Data excerpts »
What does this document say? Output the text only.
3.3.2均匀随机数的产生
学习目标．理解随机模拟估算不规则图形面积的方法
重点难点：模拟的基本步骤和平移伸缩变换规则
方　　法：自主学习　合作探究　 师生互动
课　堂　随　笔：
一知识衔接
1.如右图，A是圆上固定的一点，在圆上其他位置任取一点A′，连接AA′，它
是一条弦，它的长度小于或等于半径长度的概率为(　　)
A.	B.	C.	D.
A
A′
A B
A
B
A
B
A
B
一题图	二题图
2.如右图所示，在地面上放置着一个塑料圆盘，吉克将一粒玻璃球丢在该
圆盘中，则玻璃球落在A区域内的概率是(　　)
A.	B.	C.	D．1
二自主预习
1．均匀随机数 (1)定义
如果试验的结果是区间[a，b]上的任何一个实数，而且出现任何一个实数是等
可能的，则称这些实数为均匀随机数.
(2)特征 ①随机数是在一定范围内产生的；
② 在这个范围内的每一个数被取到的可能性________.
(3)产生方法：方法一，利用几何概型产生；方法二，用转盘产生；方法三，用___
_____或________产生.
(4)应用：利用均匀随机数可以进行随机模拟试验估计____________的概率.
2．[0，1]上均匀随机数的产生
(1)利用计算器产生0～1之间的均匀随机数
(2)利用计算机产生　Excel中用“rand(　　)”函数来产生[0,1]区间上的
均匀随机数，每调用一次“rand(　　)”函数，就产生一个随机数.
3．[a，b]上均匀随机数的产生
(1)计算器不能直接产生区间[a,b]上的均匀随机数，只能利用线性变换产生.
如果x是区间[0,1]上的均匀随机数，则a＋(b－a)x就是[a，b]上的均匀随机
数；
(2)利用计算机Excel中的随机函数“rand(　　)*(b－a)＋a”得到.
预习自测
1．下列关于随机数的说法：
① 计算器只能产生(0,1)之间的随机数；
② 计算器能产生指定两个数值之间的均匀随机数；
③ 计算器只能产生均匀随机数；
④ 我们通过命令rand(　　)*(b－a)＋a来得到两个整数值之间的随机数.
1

WRITTEN PROBLEM »
Repeat every record, exactly as written.

EXPECTED OUTPUT »
What does this document say? Output the text only.
3.3.2均匀随机数的产生
学习目标．理解随机模拟估算不规则图形面积的方法
重点难点：模拟的基本步骤和平移伸缩变换规则
方　　法：自主学习　合作探究　 师生互动
课　堂　随　笔：
一知识衔接
1.如右图，A是圆上固定的一点，在圆上其他位置任取一点A′，连接AA′，它
是一条弦，它的长度小于或等于半径长度的概率为(　　)
A.	B.	C.	D.
A
A′
A B
A
B
A
B
A
B
一题图	二题图
2.如右图所示，在地面上放置着一个塑料圆盘，吉克将一粒玻璃球丢在该
圆盘中，则玻璃球落在A区域内的概率是(　　)
A.	B.	C.	D．1
二自主预习
1．均匀随机数 (1)定义
如果试验的结果是区间[a，b]上的任何一个实数，而且出现任何一个实数是等
可能的，则称这些实数为均匀随机数.
(2)特征 ①随机数是在一定范围内产生的；
② 在这个范围内的每一个数被取到的可能性________.
(3)产生方法：方法一，利用几何概型产生；方法二，用转盘产生；方法三，用___
_____或________产生.
(4)应用：利用均匀随机数可以进行随机模拟试验估计____________的概率.
2．[0，1]上均匀随机数的产生
(1)利用计算器产生0～1之间的均匀随机数
(2)利用计算机产生　Excel中用“rand(　　)”函数来产生[0,1]区间上的
均匀随机数，每调用一次“rand(　　)”函数，就产生一个随机数.
3．[a，b]上均匀随机数的产生
(1)计算器不能直接产生区间[a,b]上的均匀随机数，只能利用线性变换产生.
如果x是区间[0,1]上的均匀随机数，则a＋(b－a)x就是[a，b]上的均匀随机
数；
(2)利用计算机Excel中的随机函数“rand(　　)*(b－a)＋a”得到.
预习自测
1．下列关于随机数的说法：
① 计算器只能产生(0,1)之间的随机数；
② 计算器能产生指定两个数值之间的均匀随机数；
③ 计算器只能产生均匀随机数；
④ 我们通过命令rand(　　)*(b－a)＋a来得到两个整数值之间的随机数.
1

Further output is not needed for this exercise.